(Collected data)
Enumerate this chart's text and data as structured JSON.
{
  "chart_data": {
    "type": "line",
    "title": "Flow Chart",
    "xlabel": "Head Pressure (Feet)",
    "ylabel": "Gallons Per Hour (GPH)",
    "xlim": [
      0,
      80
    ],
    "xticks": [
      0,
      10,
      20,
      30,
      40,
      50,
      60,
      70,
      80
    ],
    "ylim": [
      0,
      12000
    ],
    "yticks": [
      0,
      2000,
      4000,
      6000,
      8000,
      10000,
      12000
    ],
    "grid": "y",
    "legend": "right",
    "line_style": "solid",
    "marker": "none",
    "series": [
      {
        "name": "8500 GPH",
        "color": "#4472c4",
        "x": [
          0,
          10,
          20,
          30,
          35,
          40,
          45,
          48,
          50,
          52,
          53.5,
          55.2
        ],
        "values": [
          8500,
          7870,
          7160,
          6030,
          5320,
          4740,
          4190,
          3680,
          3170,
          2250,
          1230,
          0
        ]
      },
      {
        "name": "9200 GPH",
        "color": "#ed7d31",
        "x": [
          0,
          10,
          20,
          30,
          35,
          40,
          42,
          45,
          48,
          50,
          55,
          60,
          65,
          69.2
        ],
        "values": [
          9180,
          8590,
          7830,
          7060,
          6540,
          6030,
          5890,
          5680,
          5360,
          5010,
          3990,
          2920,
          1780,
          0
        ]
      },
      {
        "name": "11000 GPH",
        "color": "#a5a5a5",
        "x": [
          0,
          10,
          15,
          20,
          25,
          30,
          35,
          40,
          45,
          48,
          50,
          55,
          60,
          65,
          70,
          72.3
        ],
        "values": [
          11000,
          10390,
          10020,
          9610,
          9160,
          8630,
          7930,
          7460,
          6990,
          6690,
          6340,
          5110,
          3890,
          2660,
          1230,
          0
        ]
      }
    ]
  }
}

* [To do]: Copy out all of the lines above exactly.

* [Written solution]:
Enumerate this chart's text and data as structured JSON.
{
  "chart_data": {
    "type": "line",
    "title": "Flow Chart",
    "xlabel": "Head Pressure (Feet)",
    "ylabel": "Gallons Per Hour (GPH)",
    "xlim": [
      0,
      80
    ],
    "xticks": [
      0,
      10,
      20,
      30,
      40,
      50,
      60,
      70,
      80
    ],
    "ylim": [
      0,
      12000
    ],
    "yticks": [
      0,
      2000,
      4000,
      6000,
      8000,
      10000,
      12000
    ],
    "grid": "y",
    "legend": "right",
    "line_style": "solid",
    "marker": "none",
    "series": [
      {
        "name": "8500 GPH",
        "color": "#4472c4",
        "x": [
          0,
          10,
          20,
          30,
          35,
          40,
          45,
          48,
          50,
          52,
          53.5,
          55.2
        ],
        "values": [
          8500,
          7870,
          7160,
          6030,
          5320,
          4740,
          4190,
          3680,
          3170,
          2250,
          1230,
          0
        ]
      },
      {
        "name": "9200 GPH",
        "color": "#ed7d31",
        "x": [
          0,
          10,
          20,
          30,
          35,
          40,
          42,
          45,
          48,
          50,
          55,
          60,
          65,
          69.2
        ],
        "values": [
          9180,
          8590,
          7830,
          7060,
          6540,
          6030,
          5890,
          5680,
          5360,
          5010,
          3990,
          2920,
          1780,
          0
        ]
      },
      {
        "name": "11000 GPH",
        "color": "#a5a5a5",
        "x": [
          0,
          10,
          15,
          20,
          25,
          30,
          35,
          40,
          45,
          48,
          50,
          55,
          60,
          65,
          70,
          72.3
        ],
        "values": [
          11000,
          10390,
          10020,
          9610,
          9160,
          8630,
          7930,
          7460,
          6990,
          6690,
          6340,
          5110,
          3890,
          2660,
          1230,
          0
        ]
      }
    ]
  }
}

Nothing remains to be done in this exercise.